## Problem to work on:
Reproduce the passage on the Discrete Fourier Transform in full, word for word.

## start Article

The Discrete Fourier Transform (DFT) is then taken from each of these windowed frames to transform the audio signal from the time domain to the frequency domain (Zheng et al., 2001). Taking the DFT of the windowed frames is related to the way sound is perceived by human beings. The oscillation of the human cochlea depends on the frequency of incoming sounds, and these oscillations inform the human brain that certain frequencies are present in the audio signal. With the application of DFT, the process that occurs within the human auditory system is simulated (Dave, 2013).

## end Article
## start Data provided

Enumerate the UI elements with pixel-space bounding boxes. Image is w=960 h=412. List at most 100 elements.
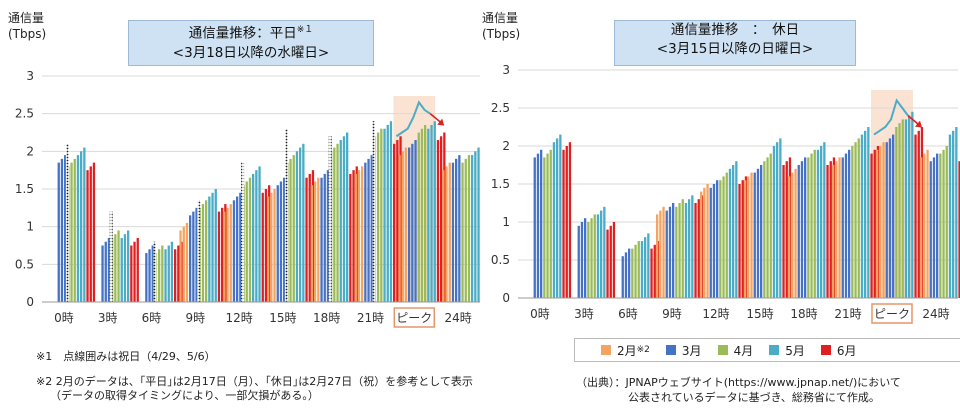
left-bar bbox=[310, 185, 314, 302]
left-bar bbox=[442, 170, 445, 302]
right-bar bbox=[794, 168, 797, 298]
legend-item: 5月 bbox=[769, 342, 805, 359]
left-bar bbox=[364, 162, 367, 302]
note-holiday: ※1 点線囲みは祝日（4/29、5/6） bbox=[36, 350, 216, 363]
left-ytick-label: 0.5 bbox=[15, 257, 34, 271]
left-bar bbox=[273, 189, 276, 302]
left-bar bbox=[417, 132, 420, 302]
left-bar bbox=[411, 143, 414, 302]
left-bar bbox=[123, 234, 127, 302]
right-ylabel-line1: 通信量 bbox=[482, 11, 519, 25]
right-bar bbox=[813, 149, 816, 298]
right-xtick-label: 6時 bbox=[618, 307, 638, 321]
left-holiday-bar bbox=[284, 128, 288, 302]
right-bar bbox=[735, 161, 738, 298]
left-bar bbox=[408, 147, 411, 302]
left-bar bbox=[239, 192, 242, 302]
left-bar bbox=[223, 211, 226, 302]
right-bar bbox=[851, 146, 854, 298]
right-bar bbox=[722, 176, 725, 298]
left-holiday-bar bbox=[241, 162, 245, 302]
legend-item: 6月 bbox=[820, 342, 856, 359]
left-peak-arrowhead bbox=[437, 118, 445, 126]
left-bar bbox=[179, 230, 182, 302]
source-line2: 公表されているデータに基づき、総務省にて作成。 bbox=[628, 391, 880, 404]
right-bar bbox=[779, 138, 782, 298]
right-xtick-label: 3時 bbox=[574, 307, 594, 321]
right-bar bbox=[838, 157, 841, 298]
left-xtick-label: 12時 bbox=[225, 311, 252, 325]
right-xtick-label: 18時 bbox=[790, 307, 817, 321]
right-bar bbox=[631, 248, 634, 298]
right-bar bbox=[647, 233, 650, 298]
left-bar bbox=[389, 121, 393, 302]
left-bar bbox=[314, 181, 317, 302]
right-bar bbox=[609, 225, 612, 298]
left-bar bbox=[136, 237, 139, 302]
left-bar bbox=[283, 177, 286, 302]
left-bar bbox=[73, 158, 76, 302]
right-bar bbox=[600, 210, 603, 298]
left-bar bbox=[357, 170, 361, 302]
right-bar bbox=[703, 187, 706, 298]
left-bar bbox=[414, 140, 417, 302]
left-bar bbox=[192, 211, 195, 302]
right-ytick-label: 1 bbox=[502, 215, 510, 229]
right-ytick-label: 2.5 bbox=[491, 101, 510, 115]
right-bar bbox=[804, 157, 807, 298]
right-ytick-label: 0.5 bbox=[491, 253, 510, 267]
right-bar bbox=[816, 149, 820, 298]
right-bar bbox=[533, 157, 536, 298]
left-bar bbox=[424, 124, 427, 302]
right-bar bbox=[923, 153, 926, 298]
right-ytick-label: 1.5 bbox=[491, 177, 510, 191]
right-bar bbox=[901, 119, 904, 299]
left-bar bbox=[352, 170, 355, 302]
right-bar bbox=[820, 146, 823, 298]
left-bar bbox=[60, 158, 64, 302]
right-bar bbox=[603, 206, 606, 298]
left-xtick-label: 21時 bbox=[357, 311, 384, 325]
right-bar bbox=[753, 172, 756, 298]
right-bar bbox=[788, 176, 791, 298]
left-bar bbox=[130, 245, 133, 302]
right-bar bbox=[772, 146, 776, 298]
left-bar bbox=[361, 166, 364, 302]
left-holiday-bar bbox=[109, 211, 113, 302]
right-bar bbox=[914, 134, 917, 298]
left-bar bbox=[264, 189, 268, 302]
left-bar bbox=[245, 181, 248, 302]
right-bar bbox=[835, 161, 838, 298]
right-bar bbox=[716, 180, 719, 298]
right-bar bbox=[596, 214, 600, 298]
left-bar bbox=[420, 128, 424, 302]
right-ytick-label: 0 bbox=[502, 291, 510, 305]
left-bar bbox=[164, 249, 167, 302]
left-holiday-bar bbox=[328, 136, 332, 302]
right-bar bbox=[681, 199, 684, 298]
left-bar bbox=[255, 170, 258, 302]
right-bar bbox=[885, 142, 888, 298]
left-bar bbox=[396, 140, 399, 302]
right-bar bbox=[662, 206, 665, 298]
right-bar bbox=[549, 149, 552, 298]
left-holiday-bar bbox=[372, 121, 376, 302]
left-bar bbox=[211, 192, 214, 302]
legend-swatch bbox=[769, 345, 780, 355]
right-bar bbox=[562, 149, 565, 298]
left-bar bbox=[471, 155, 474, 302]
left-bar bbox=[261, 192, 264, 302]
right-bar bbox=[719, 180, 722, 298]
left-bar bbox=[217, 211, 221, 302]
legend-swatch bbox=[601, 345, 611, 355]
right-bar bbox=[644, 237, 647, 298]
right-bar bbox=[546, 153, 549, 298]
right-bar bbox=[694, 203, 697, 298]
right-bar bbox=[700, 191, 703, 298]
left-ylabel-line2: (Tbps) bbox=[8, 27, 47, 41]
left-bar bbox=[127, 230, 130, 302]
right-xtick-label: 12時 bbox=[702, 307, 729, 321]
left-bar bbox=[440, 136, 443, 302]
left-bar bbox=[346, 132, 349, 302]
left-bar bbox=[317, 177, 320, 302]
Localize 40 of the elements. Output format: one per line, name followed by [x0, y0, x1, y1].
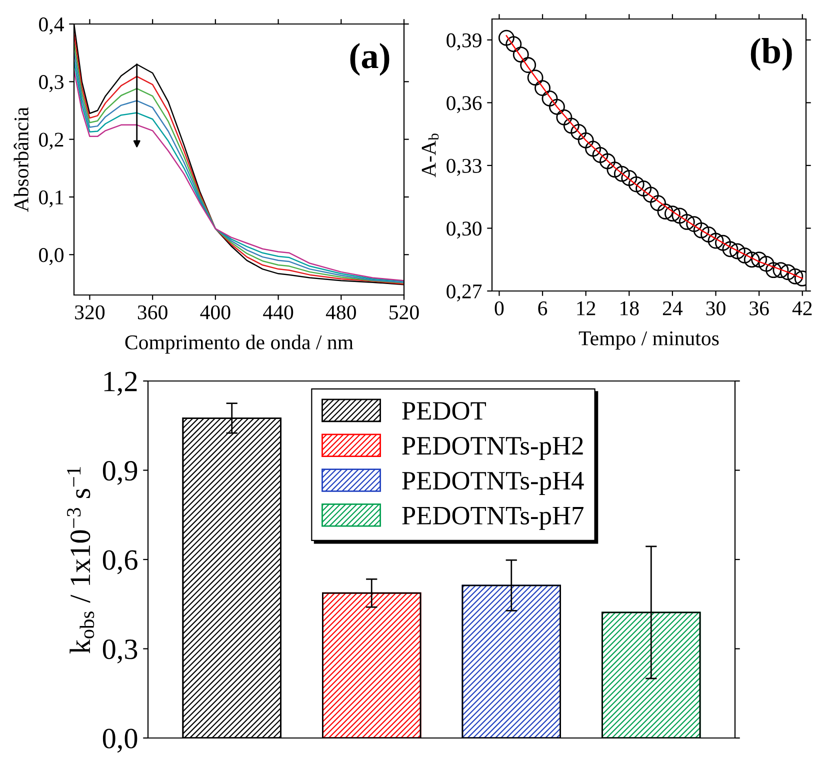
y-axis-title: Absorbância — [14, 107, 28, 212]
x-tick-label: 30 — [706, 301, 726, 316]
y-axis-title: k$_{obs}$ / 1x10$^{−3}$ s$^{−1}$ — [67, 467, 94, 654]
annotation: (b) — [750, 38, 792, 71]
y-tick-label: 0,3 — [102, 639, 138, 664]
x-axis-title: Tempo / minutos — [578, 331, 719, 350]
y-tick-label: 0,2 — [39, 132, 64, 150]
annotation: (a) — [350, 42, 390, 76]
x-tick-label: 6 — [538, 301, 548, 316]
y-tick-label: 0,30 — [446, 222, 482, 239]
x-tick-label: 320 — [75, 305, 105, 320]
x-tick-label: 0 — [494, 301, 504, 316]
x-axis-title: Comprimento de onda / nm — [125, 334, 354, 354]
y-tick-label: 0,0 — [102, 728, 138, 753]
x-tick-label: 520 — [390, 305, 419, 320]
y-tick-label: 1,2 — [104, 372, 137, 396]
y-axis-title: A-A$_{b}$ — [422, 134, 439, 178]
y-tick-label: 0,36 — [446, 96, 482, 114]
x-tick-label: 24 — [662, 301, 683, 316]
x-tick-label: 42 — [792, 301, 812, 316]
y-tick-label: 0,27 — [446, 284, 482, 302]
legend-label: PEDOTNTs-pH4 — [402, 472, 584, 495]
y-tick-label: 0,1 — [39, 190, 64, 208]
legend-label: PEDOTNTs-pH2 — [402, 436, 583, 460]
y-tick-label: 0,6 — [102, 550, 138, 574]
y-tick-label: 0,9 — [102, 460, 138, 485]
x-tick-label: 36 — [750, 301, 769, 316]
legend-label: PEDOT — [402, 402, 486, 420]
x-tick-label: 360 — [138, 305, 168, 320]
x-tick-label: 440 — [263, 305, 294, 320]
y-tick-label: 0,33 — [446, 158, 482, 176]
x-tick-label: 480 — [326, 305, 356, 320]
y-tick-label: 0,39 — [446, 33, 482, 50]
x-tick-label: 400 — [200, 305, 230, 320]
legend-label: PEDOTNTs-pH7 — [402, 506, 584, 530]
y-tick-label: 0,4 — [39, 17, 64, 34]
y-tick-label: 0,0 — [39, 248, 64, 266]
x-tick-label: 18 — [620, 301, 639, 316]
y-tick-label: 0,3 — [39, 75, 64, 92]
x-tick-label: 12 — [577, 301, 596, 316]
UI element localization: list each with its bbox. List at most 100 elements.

## end Data provided

## The answer:
The Discrete Fourier Transform (DFT) is then taken from each of these windowed frames to transform the audio signal from the time domain to the frequency domain (Zheng et al., 2001). Taking the DFT of the windowed frames is related to the way sound is perceived by human beings. The oscillation of the human cochlea depends on the frequency of incoming sounds, and these oscillations inform the human brain that certain frequencies are present in the audio signal. With the application of DFT, the process that occurs within the human auditory system is simulated (Dave, 2013).